+++ Exercise data +++

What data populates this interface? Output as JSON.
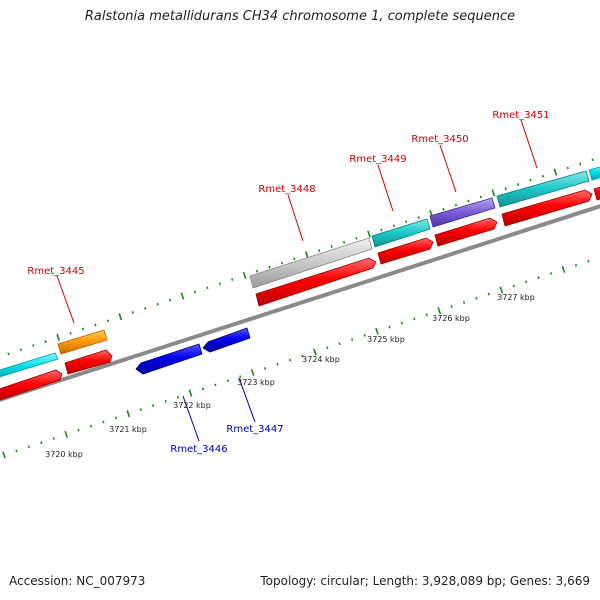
{
  "title": "Ralstonia metallidurans CH34 chromosome 1, complete sequence",
  "accession": "Accession: NC_007973",
  "summary": "Topology: circular; Length: 3,928,089 bp; Genes: 3,669",
  "colors": {
    "forward_gene_label": "#cc0000",
    "reverse_gene_label": "#0000aa",
    "tick": "#1a8a1a",
    "backbone": "#8a8a8a",
    "cds": "#ff0000",
    "reverse_gene": "#0000ee",
    "cog_cyan": "#00d8e0",
    "cog_teal": "#1ec8c8",
    "cog_orange": "#ff9900",
    "cog_purple": "#7a5cd6",
    "cog_gray": "#c8c8c8"
  },
  "kbp_labels": [
    "3720 kbp",
    "3721 kbp",
    "3722 kbp",
    "3723 kbp",
    "3724 kbp",
    "3725 kbp",
    "3726 kbp",
    "3727 kbp"
  ],
  "forward_gene_labels": [
    "Rmet_3445",
    "Rmet_3448",
    "Rmet_3449",
    "Rmet_3450",
    "Rmet_3451"
  ],
  "reverse_gene_labels": [
    "Rmet_3446",
    "Rmet_3447"
  ]
}
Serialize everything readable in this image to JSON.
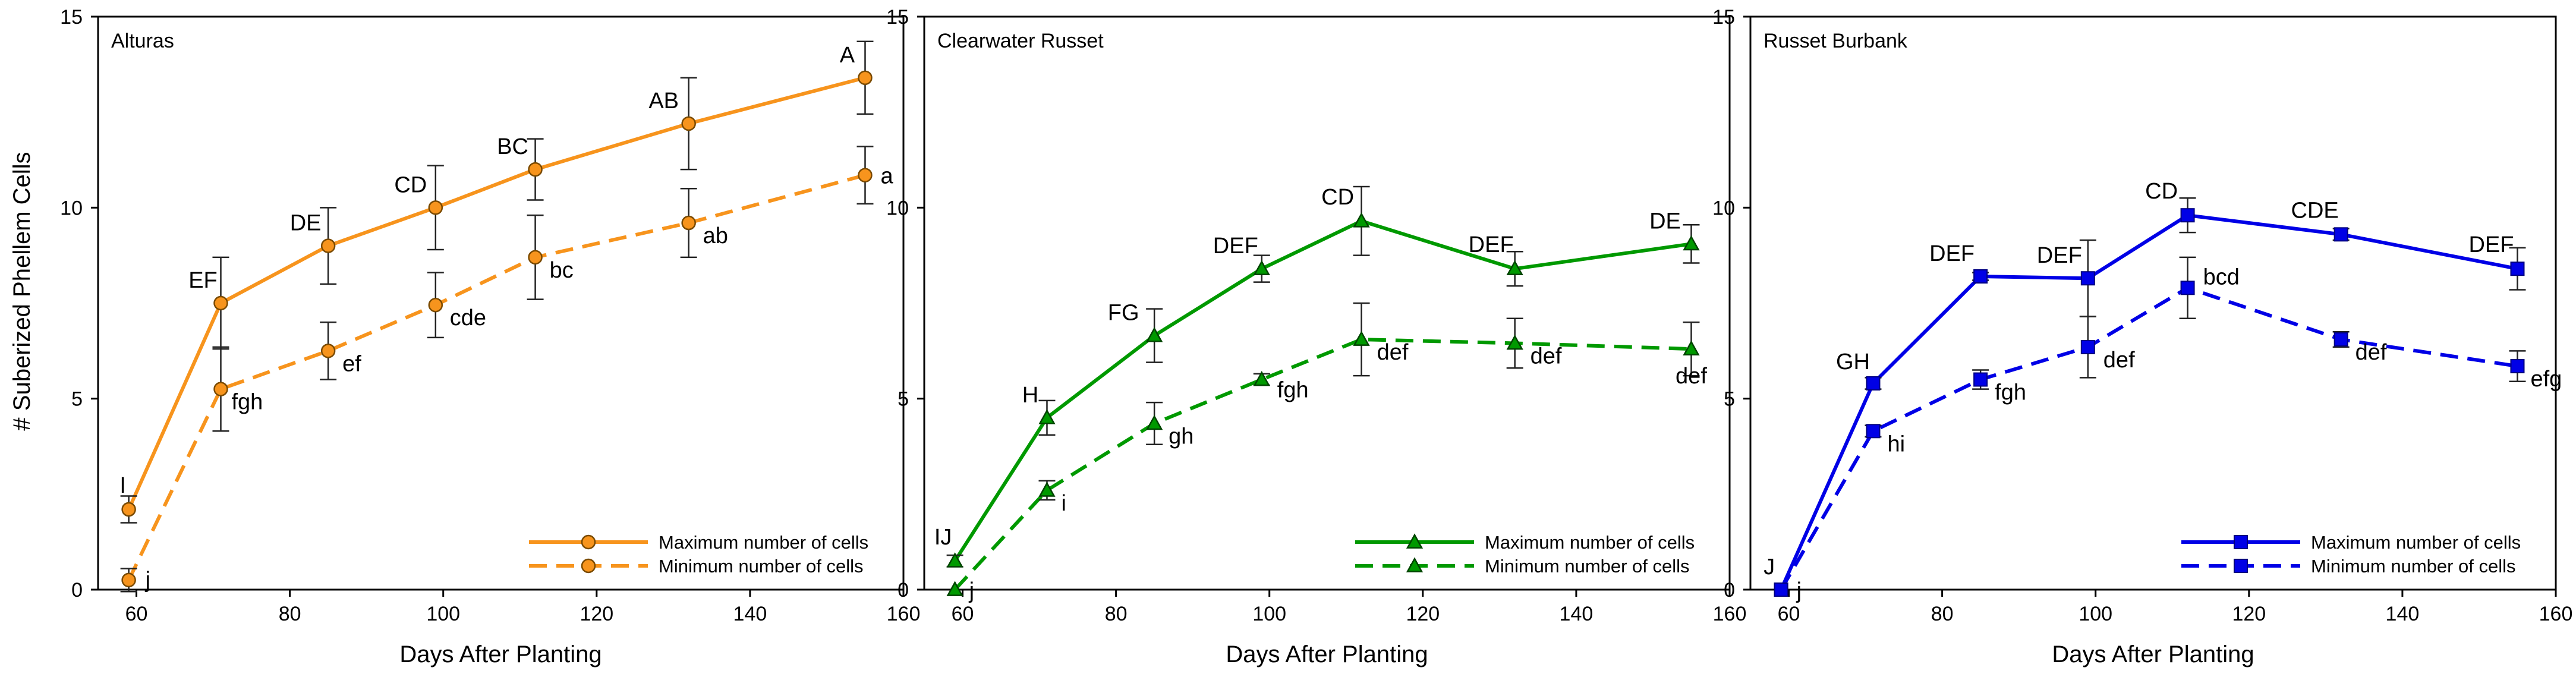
{
  "y_axis_label": "# Suberized Phellem Cells",
  "chart_data": [
    {
      "type": "line",
      "title": "Alturas",
      "xlabel": "Days After Planting",
      "ylabel": "# Suberized Phellem Cells",
      "xlim": [
        55,
        160
      ],
      "ylim": [
        0,
        15
      ],
      "x_ticks": [
        60,
        80,
        100,
        120,
        140,
        160
      ],
      "y_ticks": [
        0,
        5,
        10,
        15
      ],
      "color": "#F7941D",
      "marker": "circle",
      "legend": "bottom-right",
      "series": [
        {
          "name": "Maximum number of cells",
          "style": "solid",
          "x": [
            59,
            71,
            85,
            99,
            112,
            132,
            155
          ],
          "y": [
            2.1,
            7.5,
            9.0,
            10.0,
            11.0,
            12.2,
            13.4
          ],
          "err": [
            0.35,
            1.2,
            1.0,
            1.1,
            0.8,
            1.2,
            0.95
          ],
          "labels": [
            "I",
            "EF",
            "DE",
            "CD",
            "BC",
            "AB",
            "A"
          ]
        },
        {
          "name": "Minimum number of cells",
          "style": "dashed",
          "x": [
            59,
            71,
            85,
            99,
            112,
            132,
            155
          ],
          "y": [
            0.25,
            5.25,
            6.25,
            7.45,
            8.7,
            9.6,
            10.85
          ],
          "err": [
            0.3,
            1.1,
            0.75,
            0.85,
            1.1,
            0.9,
            0.75
          ],
          "labels": [
            "j",
            "fgh",
            "ef",
            "cde",
            "bc",
            "ab",
            "a"
          ]
        }
      ]
    },
    {
      "type": "line",
      "title": "Clearwater Russet",
      "xlabel": "Days After Planting",
      "ylabel": "",
      "xlim": [
        55,
        160
      ],
      "ylim": [
        0,
        15
      ],
      "x_ticks": [
        60,
        80,
        100,
        120,
        140,
        160
      ],
      "y_ticks": [
        0,
        5,
        10,
        15
      ],
      "color": "#009900",
      "marker": "triangle",
      "legend": "bottom-right",
      "series": [
        {
          "name": "Maximum number of cells",
          "style": "solid",
          "x": [
            59,
            71,
            85,
            99,
            112,
            132,
            155
          ],
          "y": [
            0.75,
            4.5,
            6.65,
            8.4,
            9.65,
            8.4,
            9.05
          ],
          "err": [
            0.15,
            0.45,
            0.7,
            0.35,
            0.9,
            0.45,
            0.5
          ],
          "labels": [
            "IJ",
            "H",
            "FG",
            "DEF",
            "CD",
            "DEF",
            "DE"
          ]
        },
        {
          "name": "Minimum number of cells",
          "style": "dashed",
          "x": [
            59,
            71,
            85,
            99,
            112,
            132,
            155
          ],
          "y": [
            0.0,
            2.6,
            4.35,
            5.5,
            6.55,
            6.45,
            6.3
          ],
          "err": [
            0.0,
            0.25,
            0.55,
            0.15,
            0.95,
            0.65,
            0.7
          ],
          "labels": [
            "j",
            "i",
            "gh",
            "fgh",
            "def",
            "def",
            "def"
          ]
        }
      ]
    },
    {
      "type": "line",
      "title": "Russet Burbank",
      "xlabel": "Days After Planting",
      "ylabel": "",
      "xlim": [
        55,
        160
      ],
      "ylim": [
        0,
        15
      ],
      "x_ticks": [
        60,
        80,
        100,
        120,
        140,
        160
      ],
      "y_ticks": [
        0,
        5,
        10,
        15
      ],
      "color": "#0000E6",
      "marker": "square",
      "legend": "bottom-right",
      "series": [
        {
          "name": "Maximum number of cells",
          "style": "solid",
          "x": [
            59,
            71,
            85,
            99,
            112,
            132,
            155
          ],
          "y": [
            0.0,
            5.4,
            8.2,
            8.15,
            9.8,
            9.3,
            8.4
          ],
          "err": [
            0.0,
            0.15,
            0.1,
            1.0,
            0.45,
            0.15,
            0.55
          ],
          "labels": [
            "J",
            "GH",
            "DEF",
            "DEF",
            "CD",
            "CDE",
            "DEF"
          ]
        },
        {
          "name": "Minimum number of cells",
          "style": "dashed",
          "x": [
            59,
            71,
            85,
            99,
            112,
            132,
            155
          ],
          "y": [
            0.0,
            4.15,
            5.5,
            6.35,
            7.9,
            6.55,
            5.85
          ],
          "err": [
            0.0,
            0.15,
            0.25,
            0.8,
            0.8,
            0.2,
            0.4
          ],
          "labels": [
            "j",
            "hi",
            "fgh",
            "def",
            "bcd",
            "def",
            "efg"
          ]
        }
      ]
    }
  ]
}
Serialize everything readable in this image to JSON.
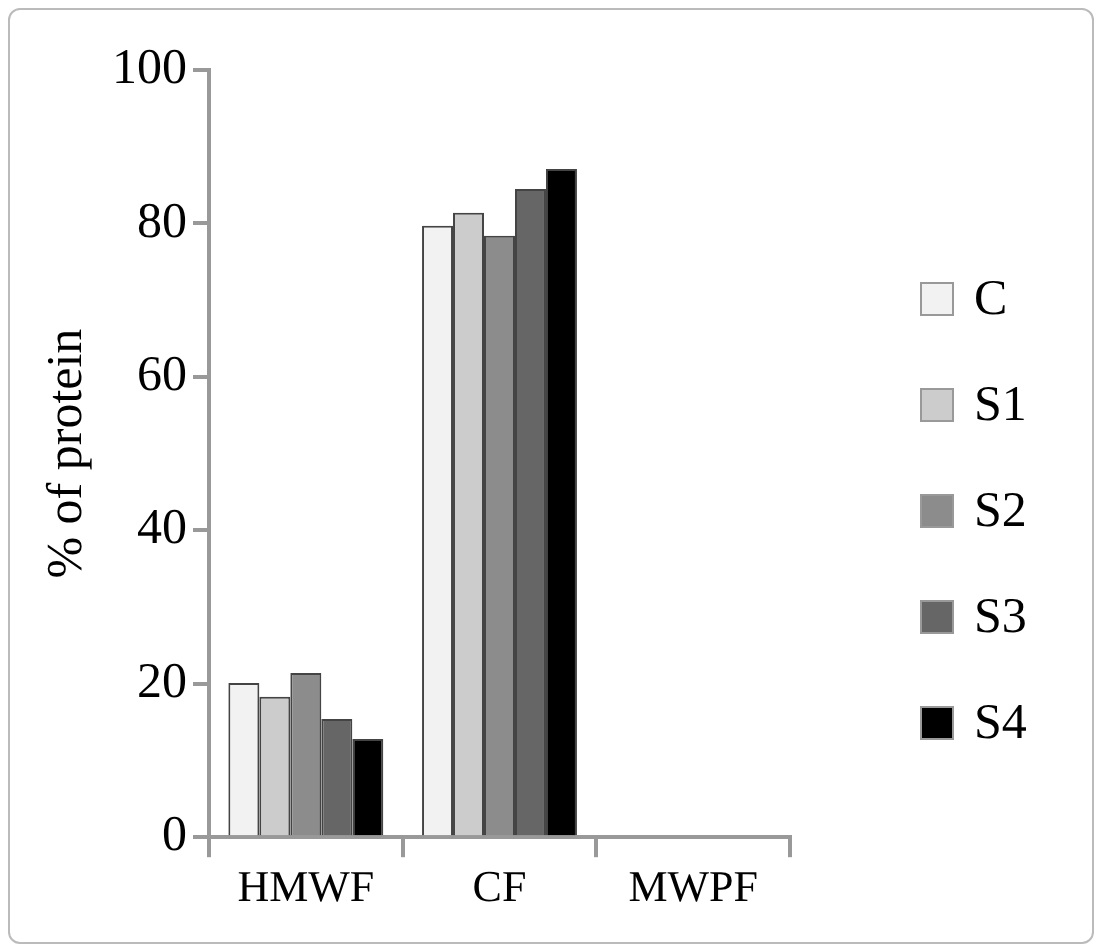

+++

Repeat every record above exactly, but leave out any pictures.

Response for this exercise:
What data populates this interface? Output as JSON.
{
  "title": "Ralstonia metallidurans CH34 chromosome 1, complete sequence",
  "accession": "Accession: NC_007973",
  "summary": "Topology: circular; Length: 3,928,089 bp; Genes: 3,669",
  "colors": {
    "forward_gene_label": "#cc0000",
    "reverse_gene_label": "#0000aa",
    "tick": "#1a8a1a",
    "backbone": "#8a8a8a",
    "cds": "#ff0000",
    "reverse_gene": "#0000ee",
    "cog_cyan": "#00d8e0",
    "cog_teal": "#1ec8c8",
    "cog_orange": "#ff9900",
    "cog_purple": "#7a5cd6",
    "cog_gray": "#c8c8c8"
  },
  "kbp_labels": [
    "3720 kbp",
    "3721 kbp",
    "3722 kbp",
    "3723 kbp",
    "3724 kbp",
    "3725 kbp",
    "3726 kbp",
    "3727 kbp"
  ],
  "forward_gene_labels": [
    "Rmet_3445",
    "Rmet_3448",
    "Rmet_3449",
    "Rmet_3450",
    "Rmet_3451"
  ],
  "reverse_gene_labels": [
    "Rmet_3446",
    "Rmet_3447"
  ]
}
Serialize everything readable in this image to JSON.
{
  "y_axis_label": "# Suberized Phellem Cells",
  "chart_data": [
    {
      "type": "line",
      "title": "Alturas",
      "xlabel": "Days After Planting",
      "ylabel": "# Suberized Phellem Cells",
      "xlim": [
        55,
        160
      ],
      "ylim": [
        0,
        15
      ],
      "x_ticks": [
        60,
        80,
        100,
        120,
        140,
        160
      ],
      "y_ticks": [
        0,
        5,
        10,
        15
      ],
      "color": "#F7941D",
      "marker": "circle",
      "legend": "bottom-right",
      "series": [
        {
          "name": "Maximum number of cells",
          "style": "solid",
          "x": [
            59,
            71,
            85,
            99,
            112,
            132,
            155
          ],
          "y": [
            2.1,
            7.5,
            9.0,
            10.0,
            11.0,
            12.2,
            13.4
          ],
          "err": [
            0.35,
            1.2,
            1.0,
            1.1,
            0.8,
            1.2,
            0.95
          ],
          "labels": [
            "I",
            "EF",
            "DE",
            "CD",
            "BC",
            "AB",
            "A"
          ]
        },
        {
          "name": "Minimum number of cells",
          "style": "dashed",
          "x": [
            59,
            71,
            85,
            99,
            112,
            132,
            155
          ],
          "y": [
            0.25,
            5.25,
            6.25,
            7.45,
            8.7,
            9.6,
            10.85
          ],
          "err": [
            0.3,
            1.1,
            0.75,
            0.85,
            1.1,
            0.9,
            0.75
          ],
          "labels": [
            "j",
            "fgh",
            "ef",
            "cde",
            "bc",
            "ab",
            "a"
          ]
        }
      ]
    },
    {
      "type": "line",
      "title": "Clearwater Russet",
      "xlabel": "Days After Planting",
      "ylabel": "",
      "xlim": [
        55,
        160
      ],
      "ylim": [
        0,
        15
      ],
      "x_ticks": [
        60,
        80,
        100,
        120,
        140,
        160
      ],
      "y_ticks": [
        0,
        5,
        10,
        15
      ],
      "color": "#009900",
      "marker": "triangle",
      "legend": "bottom-right",
      "series": [
        {
          "name": "Maximum number of cells",
          "style": "solid",
          "x": [
            59,
            71,
            85,
            99,
            112,
            132,
            155
          ],
          "y": [
            0.75,
            4.5,
            6.65,
            8.4,
            9.65,
            8.4,
            9.05
          ],
          "err": [
            0.15,
            0.45,
            0.7,
            0.35,
            0.9,
            0.45,
            0.5
          ],
          "labels": [
            "IJ",
            "H",
            "FG",
            "DEF",
            "CD",
            "DEF",
            "DE"
          ]
        },
        {
          "name": "Minimum number of cells",
          "style": "dashed",
          "x": [
            59,
            71,
            85,
            99,
            112,
            132,
            155
          ],
          "y": [
            0.0,
            2.6,
            4.35,
            5.5,
            6.55,
            6.45,
            6.3
          ],
          "err": [
            0.0,
            0.25,
            0.55,
            0.15,
            0.95,
            0.65,
            0.7
          ],
          "labels": [
            "j",
            "i",
            "gh",
            "fgh",
            "def",
            "def",
            "def"
          ]
        }
      ]
    },
    {
      "type": "line",
      "title": "Russet Burbank",
      "xlabel": "Days After Planting",
      "ylabel": "",
      "xlim": [
        55,
        160
      ],
      "ylim": [
        0,
        15
      ],
      "x_ticks": [
        60,
        80,
        100,
        120,
        140,
        160
      ],
      "y_ticks": [
        0,
        5,
        10,
        15
      ],
      "color": "#0000E6",
      "marker": "square",
      "legend": "bottom-right",
      "series": [
        {
          "name": "Maximum number of cells",
          "style": "solid",
          "x": [
            59,
            71,
            85,
            99,
            112,
            132,
            155
          ],
          "y": [
            0.0,
            5.4,
            8.2,
            8.15,
            9.8,
            9.3,
            8.4
          ],
          "err": [
            0.0,
            0.15,
            0.1,
            1.0,
            0.45,
            0.15,
            0.55
          ],
          "labels": [
            "J",
            "GH",
            "DEF",
            "DEF",
            "CD",
            "CDE",
            "DEF"
          ]
        },
        {
          "name": "Minimum number of cells",
          "style": "dashed",
          "x": [
            59,
            71,
            85,
            99,
            112,
            132,
            155
          ],
          "y": [
            0.0,
            4.15,
            5.5,
            6.35,
            7.9,
            6.55,
            5.85
          ],
          "err": [
            0.0,
            0.15,
            0.25,
            0.8,
            0.8,
            0.2,
            0.4
          ],
          "labels": [
            "j",
            "hi",
            "fgh",
            "def",
            "bcd",
            "def",
            "efg"
          ]
        }
      ]
    }
  ]
}
Serialize everything readable in this image to JSON.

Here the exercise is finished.